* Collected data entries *

>>

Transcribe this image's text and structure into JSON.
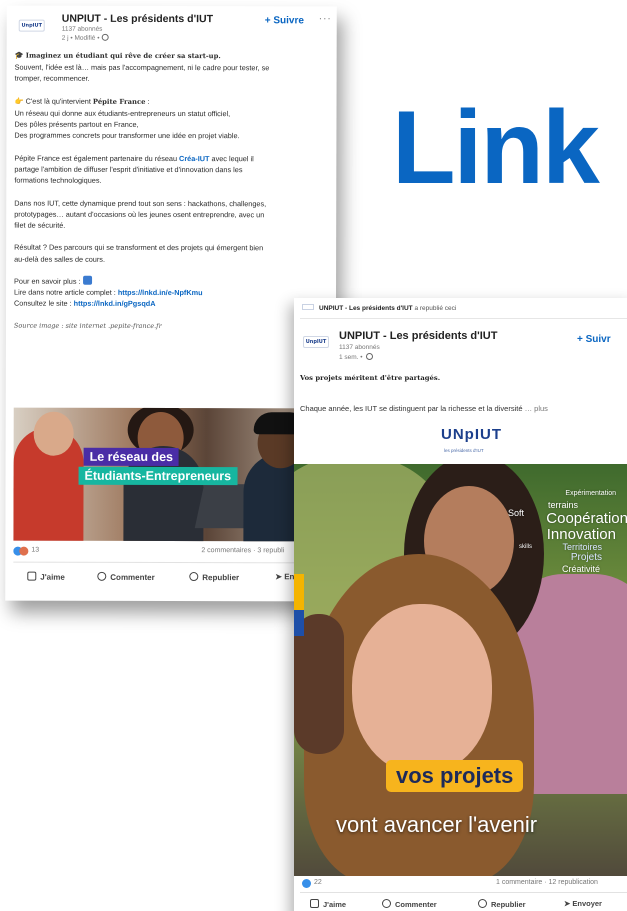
{
  "brand": {
    "text": "Link"
  },
  "post1": {
    "logo_text": "UnpIUT",
    "org_name": "UNPIUT - Les présidents d'IUT",
    "followers": "1137 abonnés",
    "meta": "2 j • Modifié •",
    "follow_label": "+ Suivre",
    "more_label": "···",
    "line_title": "Imaginez un étudiant qui rêve de créer sa start-up.",
    "line_1": "Souvent, l'idée est là… mais pas l'accompagnement, ni le cadre pour tester, se",
    "line_2": "tromper, recommencer.",
    "intro_prefix": "C'est là qu'intervient ",
    "intro_brand": "Pépite France",
    "intro_suffix": " :",
    "line_3": "Un réseau qui donne aux étudiants-entrepreneurs un statut officiel,",
    "line_4": "Des pôles présents partout en France,",
    "line_5": "Des programmes concrets pour transformer une idée en projet viable.",
    "partner_prefix": "Pépite France est également partenaire du réseau ",
    "partner_link": "Créa-IUT",
    "partner_suffix": " avec lequel il",
    "line_6": "partage l'ambition de diffuser l'esprit d'initiative et d'innovation dans les",
    "line_7": "formations technologiques.",
    "line_8": "Dans nos IUT, cette dynamique prend tout son sens : hackathons, challenges,",
    "line_9": "prototypages… autant d'occasions où les jeunes osent entreprendre, avec un",
    "line_10": "filet de sécurité.",
    "line_11": "Résultat ? Des parcours qui se transforment et des projets qui émergent bien",
    "line_12": "au-delà des salles de cours.",
    "learn_more": "Pour en savoir plus :",
    "article_prefix": "Lire dans notre article complet : ",
    "article_link": "https://lnkd.in/e-NpfKmu",
    "site_prefix": "Consultez le site : ",
    "site_link": "https://lnkd.in/gPgsqdA",
    "source": "Source image : site internet .pepite-france.fr",
    "image_line1": "Le réseau des",
    "image_line2": "Étudiants-Entrepreneurs",
    "reactions": "13",
    "comments": "2 commentaires · 3 republi",
    "actions": {
      "like": "J'aime",
      "comment": "Commenter",
      "repost": "Republier",
      "send": "Env"
    }
  },
  "post2": {
    "reposted_by": "UNPIUT - Les présidents d'IUT",
    "reposted_suffix": " a republié ceci",
    "logo_text": "UnpIUT",
    "org_name": "UNPIUT - Les présidents d'IUT",
    "followers": "1137 abonnés",
    "meta": "1 sem. •",
    "follow_label": "+ Suivr",
    "headline": "Vos projets méritent d'être partagés.",
    "text": "Chaque année, les IUT se distinguent par la richesse et la diversité",
    "more": "… plus",
    "brand_logo": "UNpIUT",
    "brand_tag": "les présidents d'IUT",
    "words": {
      "w1": "Expérimentation",
      "w2": "terrains",
      "w3": "Soft",
      "w4": "Coopération",
      "w5": "Innovation",
      "w6": "skills",
      "w7": "Territoires",
      "w8": "Projets",
      "w9": "Créativité"
    },
    "badge": "vos projets",
    "tagline": "vont avancer l'avenir",
    "reactions": "22",
    "comments": "1 commentaire · 12 republication",
    "actions": {
      "like": "J'aime",
      "comment": "Commenter",
      "repost": "Republier",
      "send": "Envoyer"
    }
  },
  "colors": {
    "linkedin_blue": "#0a66c2",
    "unpiut_navy": "#1c3f8c"
  }
}
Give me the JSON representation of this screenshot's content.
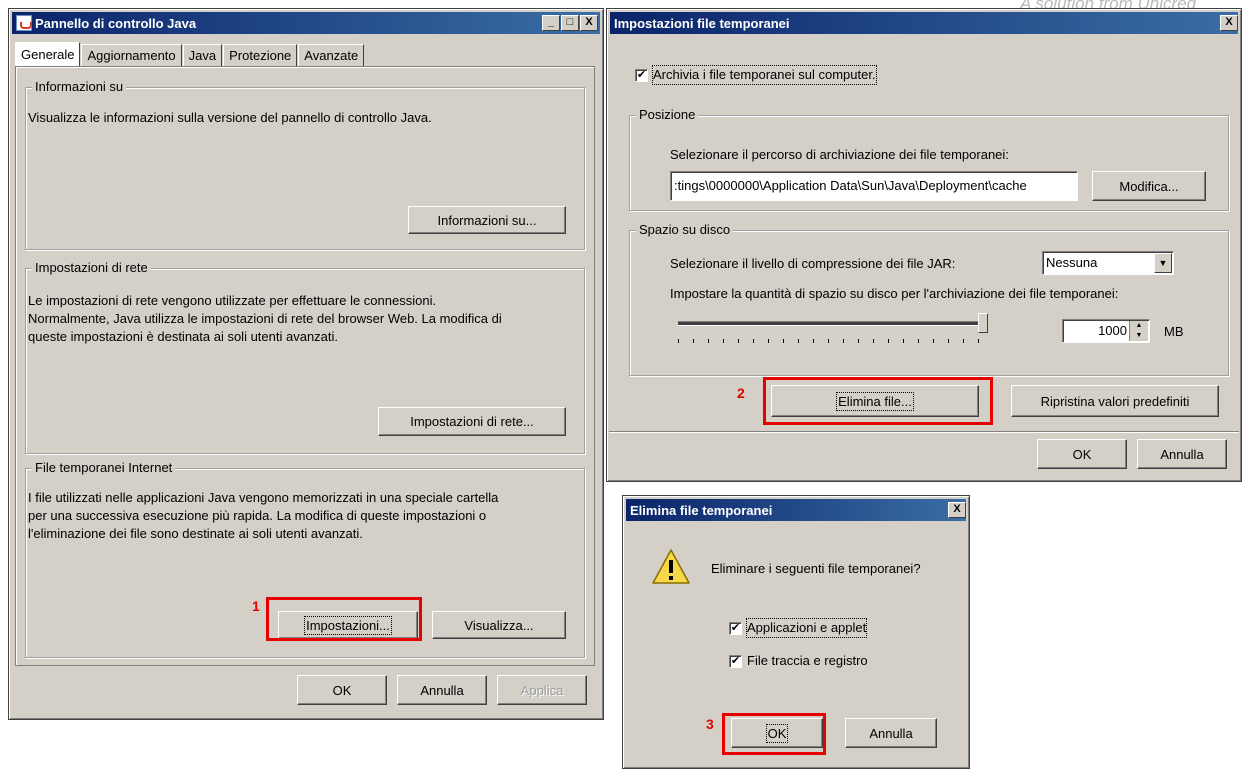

<<

* WRITTEN INSTRUCTION *
Copy the records above exactly. The pictures are not part of the copy.

* REPLY *
Transcribe this image's text and structure into JSON.
{
  "brand": {
    "text": "Link"
  },
  "post1": {
    "logo_text": "UnpIUT",
    "org_name": "UNPIUT - Les présidents d'IUT",
    "followers": "1137 abonnés",
    "meta": "2 j • Modifié •",
    "follow_label": "+ Suivre",
    "more_label": "···",
    "line_title": "Imaginez un étudiant qui rêve de créer sa start-up.",
    "line_1": "Souvent, l'idée est là… mais pas l'accompagnement, ni le cadre pour tester, se",
    "line_2": "tromper, recommencer.",
    "intro_prefix": "C'est là qu'intervient ",
    "intro_brand": "Pépite France",
    "intro_suffix": " :",
    "line_3": "Un réseau qui donne aux étudiants-entrepreneurs un statut officiel,",
    "line_4": "Des pôles présents partout en France,",
    "line_5": "Des programmes concrets pour transformer une idée en projet viable.",
    "partner_prefix": "Pépite France est également partenaire du réseau ",
    "partner_link": "Créa-IUT",
    "partner_suffix": " avec lequel il",
    "line_6": "partage l'ambition de diffuser l'esprit d'initiative et d'innovation dans les",
    "line_7": "formations technologiques.",
    "line_8": "Dans nos IUT, cette dynamique prend tout son sens : hackathons, challenges,",
    "line_9": "prototypages… autant d'occasions où les jeunes osent entreprendre, avec un",
    "line_10": "filet de sécurité.",
    "line_11": "Résultat ? Des parcours qui se transforment et des projets qui émergent bien",
    "line_12": "au-delà des salles de cours.",
    "learn_more": "Pour en savoir plus :",
    "article_prefix": "Lire dans notre article complet : ",
    "article_link": "https://lnkd.in/e-NpfKmu",
    "site_prefix": "Consultez le site : ",
    "site_link": "https://lnkd.in/gPgsqdA",
    "source": "Source image : site internet .pepite-france.fr",
    "image_line1": "Le réseau des",
    "image_line2": "Étudiants-Entrepreneurs",
    "reactions": "13",
    "comments": "2 commentaires · 3 republi",
    "actions": {
      "like": "J'aime",
      "comment": "Commenter",
      "repost": "Republier",
      "send": "Env"
    }
  },
  "post2": {
    "reposted_by": "UNPIUT - Les présidents d'IUT",
    "reposted_suffix": " a republié ceci",
    "logo_text": "UnpIUT",
    "org_name": "UNPIUT - Les présidents d'IUT",
    "followers": "1137 abonnés",
    "meta": "1 sem. •",
    "follow_label": "+ Suivr",
    "headline": "Vos projets méritent d'être partagés.",
    "text": "Chaque année, les IUT se distinguent par la richesse et la diversité",
    "more": "… plus",
    "brand_logo": "UNpIUT",
    "brand_tag": "les présidents d'IUT",
    "words": {
      "w1": "Expérimentation",
      "w2": "terrains",
      "w3": "Soft",
      "w4": "Coopération",
      "w5": "Innovation",
      "w6": "skills",
      "w7": "Territoires",
      "w8": "Projets",
      "w9": "Créativité"
    },
    "badge": "vos projets",
    "tagline": "vont avancer l'avenir",
    "reactions": "22",
    "comments": "1 commentaire · 12 republication",
    "actions": {
      "like": "J'aime",
      "comment": "Commenter",
      "repost": "Republier",
      "send": "Envoyer"
    }
  },
  "colors": {
    "linkedin_blue": "#0a66c2",
    "unpiut_navy": "#1c3f8c"
  }
}
Give me the JSON representation of this screenshot's content.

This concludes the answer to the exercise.